** EXERCISE **
Print all the data, keeping every line exactly as it is.

Records contained in a dataset:
---

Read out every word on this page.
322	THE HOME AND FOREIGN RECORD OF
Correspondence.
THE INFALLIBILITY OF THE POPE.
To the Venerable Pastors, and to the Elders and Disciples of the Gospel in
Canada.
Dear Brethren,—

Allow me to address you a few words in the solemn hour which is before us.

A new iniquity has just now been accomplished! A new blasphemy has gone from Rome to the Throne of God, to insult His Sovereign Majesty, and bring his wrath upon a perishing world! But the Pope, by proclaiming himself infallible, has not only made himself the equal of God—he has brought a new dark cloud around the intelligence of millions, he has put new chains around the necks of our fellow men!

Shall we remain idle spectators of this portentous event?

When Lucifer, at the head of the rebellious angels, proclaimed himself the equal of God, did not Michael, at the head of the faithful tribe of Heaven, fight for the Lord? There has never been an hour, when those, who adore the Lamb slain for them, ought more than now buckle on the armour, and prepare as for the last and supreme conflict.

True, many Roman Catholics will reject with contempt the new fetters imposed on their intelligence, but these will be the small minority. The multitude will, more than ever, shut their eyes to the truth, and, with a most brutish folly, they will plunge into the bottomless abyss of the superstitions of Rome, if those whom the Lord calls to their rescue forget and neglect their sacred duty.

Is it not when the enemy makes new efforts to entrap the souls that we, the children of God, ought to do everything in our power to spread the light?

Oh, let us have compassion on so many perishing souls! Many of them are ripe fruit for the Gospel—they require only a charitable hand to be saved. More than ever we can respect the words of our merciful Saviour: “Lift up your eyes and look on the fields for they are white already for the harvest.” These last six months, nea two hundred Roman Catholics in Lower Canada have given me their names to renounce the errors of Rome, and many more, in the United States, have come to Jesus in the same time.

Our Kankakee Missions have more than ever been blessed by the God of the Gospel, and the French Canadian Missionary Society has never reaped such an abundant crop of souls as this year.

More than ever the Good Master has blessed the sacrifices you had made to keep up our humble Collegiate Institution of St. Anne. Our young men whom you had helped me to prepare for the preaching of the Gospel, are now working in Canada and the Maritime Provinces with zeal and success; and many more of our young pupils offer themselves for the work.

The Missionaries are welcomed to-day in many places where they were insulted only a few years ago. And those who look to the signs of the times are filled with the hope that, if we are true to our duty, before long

---

** CORRECT OUTPUT **
Read out every word on this page.
322	THE HOME AND FOREIGN RECORD OF
Correspondence.
THE INFALLIBILITY OF THE POPE.
To the Venerable Pastors, and to the Elders and Disciples of the Gospel in
Canada.
Dear Brethren,—

Allow me to address you a few words in the solemn hour which is before us.

A new iniquity has just now been accomplished! A new blasphemy has gone from Rome to the Throne of God, to insult His Sovereign Majesty, and bring his wrath upon a perishing world! But the Pope, by proclaiming himself infallible, has not only made himself the equal of God—he has brought a new dark cloud around the intelligence of millions, he has put new chains around the necks of our fellow men!

Shall we remain idle spectators of this portentous event?

When Lucifer, at the head of the rebellious angels, proclaimed himself the equal of God, did not Michael, at the head of the faithful tribe of Heaven, fight for the Lord? There has never been an hour, when those, who adore the Lamb slain for them, ought more than now buckle on the armour, and prepare as for the last and supreme conflict.

True, many Roman Catholics will reject with contempt the new fetters imposed on their intelligence, but these will be the small minority. The multitude will, more than ever, shut their eyes to the truth, and, with a most brutish folly, they will plunge into the bottomless abyss of the superstitions of Rome, if those whom the Lord calls to their rescue forget and neglect their sacred duty.

Is it not when the enemy makes new efforts to entrap the souls that we, the children of God, ought to do everything in our power to spread the light?

Oh, let us have compassion on so many perishing souls! Many of them are ripe fruit for the Gospel—they require only a charitable hand to be saved. More than ever we can respect the words of our merciful Saviour: “Lift up your eyes and look on the fields for they are white already for the harvest.” These last six months, nea two hundred Roman Catholics in Lower Canada have given me their names to renounce the errors of Rome, and many more, in the United States, have come to Jesus in the same time.

Our Kankakee Missions have more than ever been blessed by the God of the Gospel, and the French Canadian Missionary Society has never reaped such an abundant crop of souls as this year.

More than ever the Good Master has blessed the sacrifices you had made to keep up our humble Collegiate Institution of St. Anne. Our young men whom you had helped me to prepare for the preaching of the Gospel, are now working in Canada and the Maritime Provinces with zeal and success; and many more of our young pupils offer themselves for the work.

The Missionaries are welcomed to-day in many places where they were insulted only a few years ago. And those who look to the signs of the times are filled with the hope that, if we are true to our duty, before long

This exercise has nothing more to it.